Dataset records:
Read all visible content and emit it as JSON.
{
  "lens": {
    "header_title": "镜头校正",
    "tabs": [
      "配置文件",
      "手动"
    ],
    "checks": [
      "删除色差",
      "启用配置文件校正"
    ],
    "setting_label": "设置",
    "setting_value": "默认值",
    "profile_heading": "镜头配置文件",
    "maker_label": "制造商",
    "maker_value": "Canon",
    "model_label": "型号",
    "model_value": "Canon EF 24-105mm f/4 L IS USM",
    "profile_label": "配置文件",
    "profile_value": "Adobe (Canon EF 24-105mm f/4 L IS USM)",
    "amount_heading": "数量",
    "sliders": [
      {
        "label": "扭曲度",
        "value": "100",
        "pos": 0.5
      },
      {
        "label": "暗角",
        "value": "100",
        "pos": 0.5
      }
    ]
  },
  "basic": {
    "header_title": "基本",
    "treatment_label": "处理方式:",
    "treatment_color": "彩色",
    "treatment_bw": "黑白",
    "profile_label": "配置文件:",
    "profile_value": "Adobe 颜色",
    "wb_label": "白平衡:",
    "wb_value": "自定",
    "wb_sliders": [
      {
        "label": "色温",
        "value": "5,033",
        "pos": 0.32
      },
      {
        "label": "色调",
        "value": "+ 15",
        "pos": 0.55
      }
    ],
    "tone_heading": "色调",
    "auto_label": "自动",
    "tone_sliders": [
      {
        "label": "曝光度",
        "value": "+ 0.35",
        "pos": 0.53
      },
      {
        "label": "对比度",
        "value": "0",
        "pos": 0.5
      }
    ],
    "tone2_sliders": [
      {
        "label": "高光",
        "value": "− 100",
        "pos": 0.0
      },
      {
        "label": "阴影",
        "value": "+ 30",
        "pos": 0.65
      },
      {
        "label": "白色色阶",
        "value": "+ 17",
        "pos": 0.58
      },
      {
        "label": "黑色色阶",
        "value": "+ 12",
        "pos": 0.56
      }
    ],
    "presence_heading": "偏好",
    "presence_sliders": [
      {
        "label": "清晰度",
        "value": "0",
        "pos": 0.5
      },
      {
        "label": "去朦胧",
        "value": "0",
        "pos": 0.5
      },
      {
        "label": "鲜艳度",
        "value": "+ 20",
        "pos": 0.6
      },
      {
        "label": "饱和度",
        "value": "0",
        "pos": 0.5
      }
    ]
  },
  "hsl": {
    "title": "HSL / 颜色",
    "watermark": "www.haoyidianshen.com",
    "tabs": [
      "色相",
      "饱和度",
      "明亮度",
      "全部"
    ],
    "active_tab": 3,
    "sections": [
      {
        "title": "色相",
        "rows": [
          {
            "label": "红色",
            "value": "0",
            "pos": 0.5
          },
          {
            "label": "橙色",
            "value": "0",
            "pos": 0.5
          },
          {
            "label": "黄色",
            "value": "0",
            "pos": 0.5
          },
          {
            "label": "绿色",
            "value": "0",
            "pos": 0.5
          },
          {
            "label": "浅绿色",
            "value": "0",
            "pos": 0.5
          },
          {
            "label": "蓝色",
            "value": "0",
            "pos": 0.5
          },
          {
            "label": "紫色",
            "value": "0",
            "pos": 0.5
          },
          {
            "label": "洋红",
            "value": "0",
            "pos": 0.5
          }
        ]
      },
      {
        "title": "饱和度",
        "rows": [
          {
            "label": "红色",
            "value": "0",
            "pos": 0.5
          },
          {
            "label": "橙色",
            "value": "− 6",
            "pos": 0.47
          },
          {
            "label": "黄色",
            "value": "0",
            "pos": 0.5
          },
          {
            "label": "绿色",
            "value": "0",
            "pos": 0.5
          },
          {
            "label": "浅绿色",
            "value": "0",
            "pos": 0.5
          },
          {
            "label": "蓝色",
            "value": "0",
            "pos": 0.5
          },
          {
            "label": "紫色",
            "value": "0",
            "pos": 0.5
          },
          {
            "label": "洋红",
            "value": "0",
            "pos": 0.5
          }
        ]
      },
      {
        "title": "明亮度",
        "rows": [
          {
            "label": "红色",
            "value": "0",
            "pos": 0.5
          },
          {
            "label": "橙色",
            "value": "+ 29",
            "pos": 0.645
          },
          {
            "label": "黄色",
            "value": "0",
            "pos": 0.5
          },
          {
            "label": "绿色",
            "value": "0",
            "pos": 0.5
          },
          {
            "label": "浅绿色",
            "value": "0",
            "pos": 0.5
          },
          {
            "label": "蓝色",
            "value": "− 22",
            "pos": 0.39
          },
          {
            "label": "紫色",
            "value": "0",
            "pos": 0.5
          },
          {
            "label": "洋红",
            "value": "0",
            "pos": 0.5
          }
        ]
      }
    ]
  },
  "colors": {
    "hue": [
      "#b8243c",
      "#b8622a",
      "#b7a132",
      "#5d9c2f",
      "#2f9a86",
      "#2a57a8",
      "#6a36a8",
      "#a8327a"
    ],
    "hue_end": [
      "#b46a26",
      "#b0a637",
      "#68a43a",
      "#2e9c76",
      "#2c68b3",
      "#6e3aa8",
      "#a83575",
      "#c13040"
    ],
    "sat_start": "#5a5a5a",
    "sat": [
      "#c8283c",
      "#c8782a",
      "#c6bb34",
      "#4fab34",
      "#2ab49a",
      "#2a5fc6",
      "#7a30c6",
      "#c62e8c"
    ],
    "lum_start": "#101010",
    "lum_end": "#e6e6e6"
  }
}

_Exercise task_:
Count every line of the records that holds the string "Canon". Write only the total.

_Written answer_:
3